▽

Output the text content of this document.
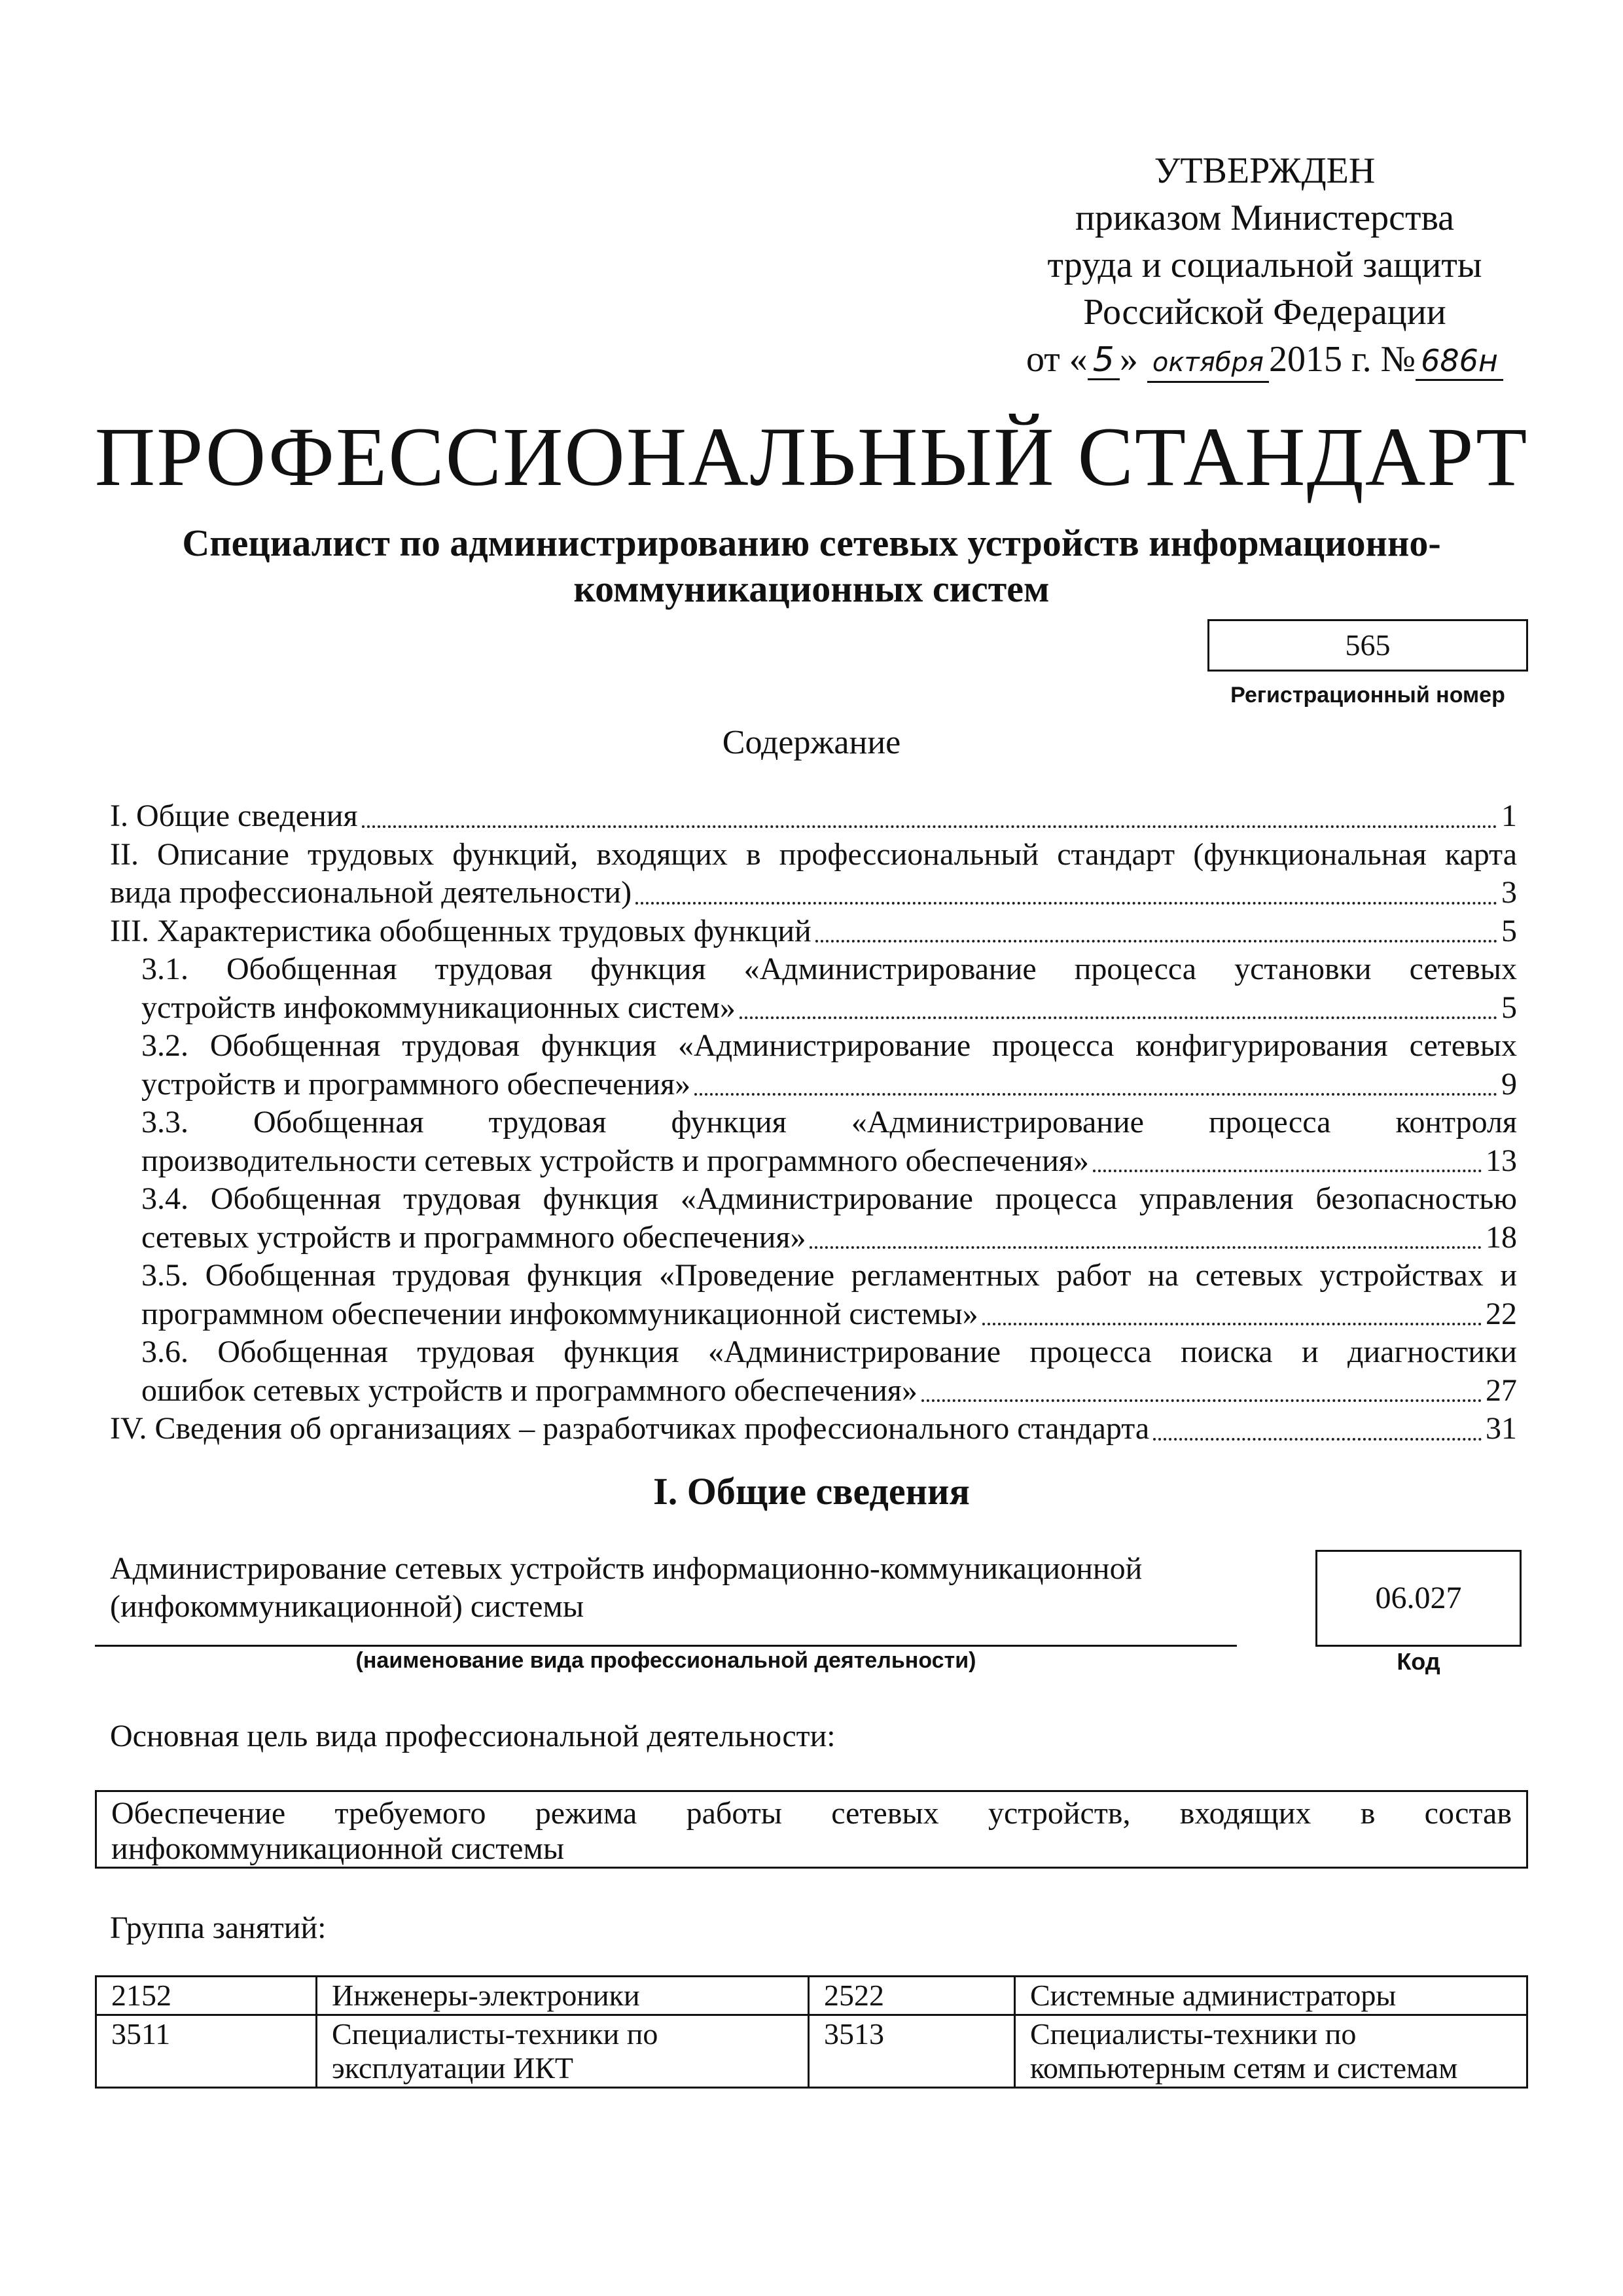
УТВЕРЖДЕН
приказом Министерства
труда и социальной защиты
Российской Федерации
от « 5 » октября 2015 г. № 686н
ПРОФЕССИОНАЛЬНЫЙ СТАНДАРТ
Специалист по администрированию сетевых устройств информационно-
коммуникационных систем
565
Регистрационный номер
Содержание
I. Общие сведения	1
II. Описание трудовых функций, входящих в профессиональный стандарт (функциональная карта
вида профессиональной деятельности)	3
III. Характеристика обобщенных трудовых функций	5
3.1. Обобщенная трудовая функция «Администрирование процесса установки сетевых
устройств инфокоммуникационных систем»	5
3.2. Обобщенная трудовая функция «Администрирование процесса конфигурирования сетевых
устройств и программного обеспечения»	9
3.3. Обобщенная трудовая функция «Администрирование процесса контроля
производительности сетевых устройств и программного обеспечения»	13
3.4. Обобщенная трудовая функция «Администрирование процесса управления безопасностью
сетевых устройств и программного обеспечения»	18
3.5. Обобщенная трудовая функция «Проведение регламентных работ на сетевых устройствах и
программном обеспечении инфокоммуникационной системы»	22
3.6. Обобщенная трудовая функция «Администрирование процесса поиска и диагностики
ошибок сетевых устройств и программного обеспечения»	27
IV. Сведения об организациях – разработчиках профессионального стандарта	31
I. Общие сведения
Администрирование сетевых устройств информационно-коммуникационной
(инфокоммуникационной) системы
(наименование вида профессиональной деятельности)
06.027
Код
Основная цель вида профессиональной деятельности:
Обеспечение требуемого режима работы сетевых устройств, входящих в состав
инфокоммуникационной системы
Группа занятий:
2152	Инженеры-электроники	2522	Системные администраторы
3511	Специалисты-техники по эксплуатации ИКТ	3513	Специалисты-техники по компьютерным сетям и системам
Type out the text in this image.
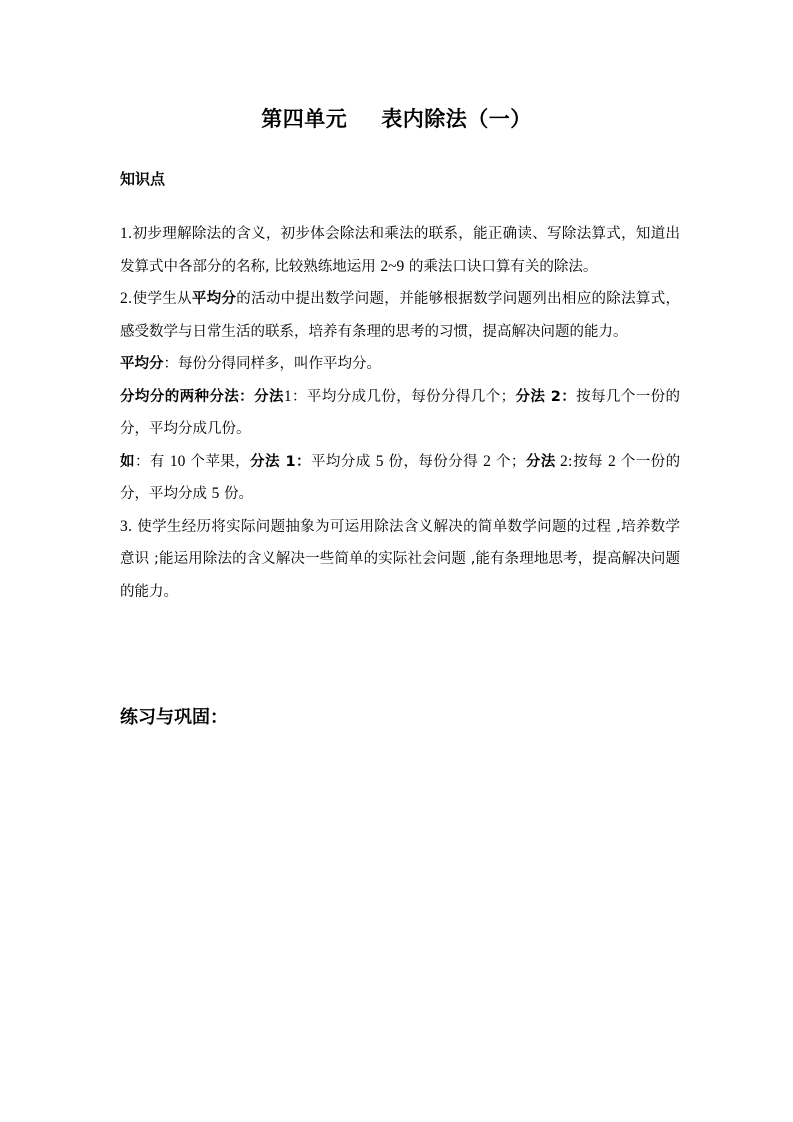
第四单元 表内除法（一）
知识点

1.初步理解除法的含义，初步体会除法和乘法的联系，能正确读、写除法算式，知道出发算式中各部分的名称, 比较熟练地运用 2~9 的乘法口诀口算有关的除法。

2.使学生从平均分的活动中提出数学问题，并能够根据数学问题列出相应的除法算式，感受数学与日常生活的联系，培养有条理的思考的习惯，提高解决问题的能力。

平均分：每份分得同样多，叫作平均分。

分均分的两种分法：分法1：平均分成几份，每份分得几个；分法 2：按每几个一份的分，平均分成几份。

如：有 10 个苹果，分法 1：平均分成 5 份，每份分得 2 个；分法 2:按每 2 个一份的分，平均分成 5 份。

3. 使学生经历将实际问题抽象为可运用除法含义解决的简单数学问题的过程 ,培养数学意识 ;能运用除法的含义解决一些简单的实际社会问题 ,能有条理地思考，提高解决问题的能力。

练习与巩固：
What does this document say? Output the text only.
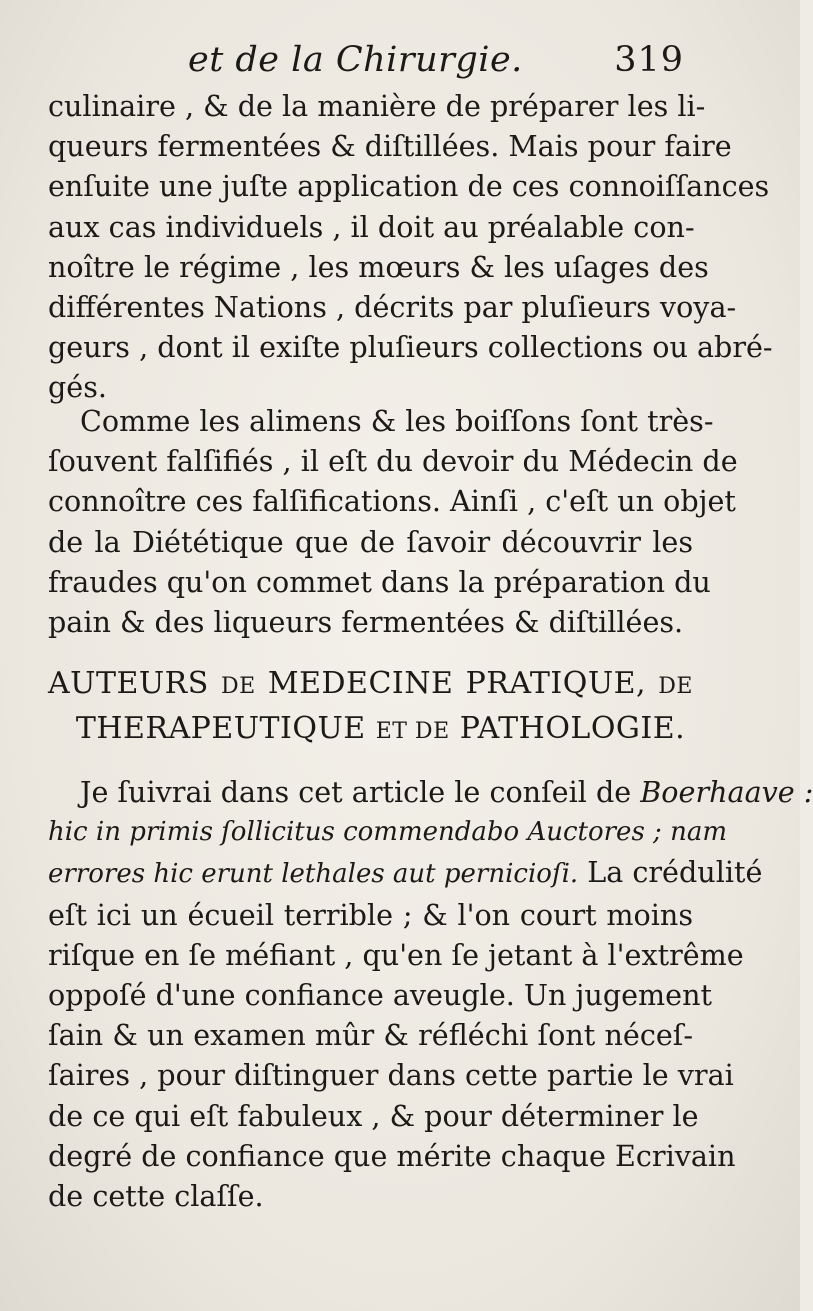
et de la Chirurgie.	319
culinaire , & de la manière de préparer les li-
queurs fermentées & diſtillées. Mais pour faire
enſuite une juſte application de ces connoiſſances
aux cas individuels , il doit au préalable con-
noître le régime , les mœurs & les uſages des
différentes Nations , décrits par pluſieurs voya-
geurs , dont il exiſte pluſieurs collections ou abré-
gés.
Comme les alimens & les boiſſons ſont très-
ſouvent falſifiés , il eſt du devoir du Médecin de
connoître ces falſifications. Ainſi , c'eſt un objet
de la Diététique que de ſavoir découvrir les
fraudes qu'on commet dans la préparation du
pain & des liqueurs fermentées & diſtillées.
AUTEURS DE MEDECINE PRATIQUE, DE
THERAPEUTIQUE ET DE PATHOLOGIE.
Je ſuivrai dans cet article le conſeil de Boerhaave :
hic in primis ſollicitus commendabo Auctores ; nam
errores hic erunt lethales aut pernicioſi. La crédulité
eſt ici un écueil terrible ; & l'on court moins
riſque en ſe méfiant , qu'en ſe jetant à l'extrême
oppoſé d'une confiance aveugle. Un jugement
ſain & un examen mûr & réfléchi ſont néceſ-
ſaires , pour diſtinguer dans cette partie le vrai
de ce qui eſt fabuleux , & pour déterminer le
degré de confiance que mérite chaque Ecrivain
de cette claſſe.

△

| TO DO |
Begin with the line that contains "What does this" and copy every line through the end of the listing, exactly as written, both ends included. Pictures are not part of the copy.

| RESPONSE TO THIS TASK |
What does this document say? Output the text only.
et de la Chirurgie.	319
culinaire , & de la manière de préparer les li-
queurs fermentées & diſtillées. Mais pour faire
enſuite une juſte application de ces connoiſſances
aux cas individuels , il doit au préalable con-
noître le régime , les mœurs & les uſages des
différentes Nations , décrits par pluſieurs voya-
geurs , dont il exiſte pluſieurs collections ou abré-
gés.
Comme les alimens & les boiſſons ſont très-
ſouvent falſifiés , il eſt du devoir du Médecin de
connoître ces falſifications. Ainſi , c'eſt un objet
de la Diététique que de ſavoir découvrir les
fraudes qu'on commet dans la préparation du
pain & des liqueurs fermentées & diſtillées.
AUTEURS DE MEDECINE PRATIQUE, DE
THERAPEUTIQUE ET DE PATHOLOGIE.
Je ſuivrai dans cet article le conſeil de Boerhaave :
hic in primis ſollicitus commendabo Auctores ; nam
errores hic erunt lethales aut pernicioſi. La crédulité
eſt ici un écueil terrible ; & l'on court moins
riſque en ſe méfiant , qu'en ſe jetant à l'extrême
oppoſé d'une confiance aveugle. Un jugement
ſain & un examen mûr & réfléchi ſont néceſ-
ſaires , pour diſtinguer dans cette partie le vrai
de ce qui eſt fabuleux , & pour déterminer le
degré de confiance que mérite chaque Ecrivain
de cette claſſe.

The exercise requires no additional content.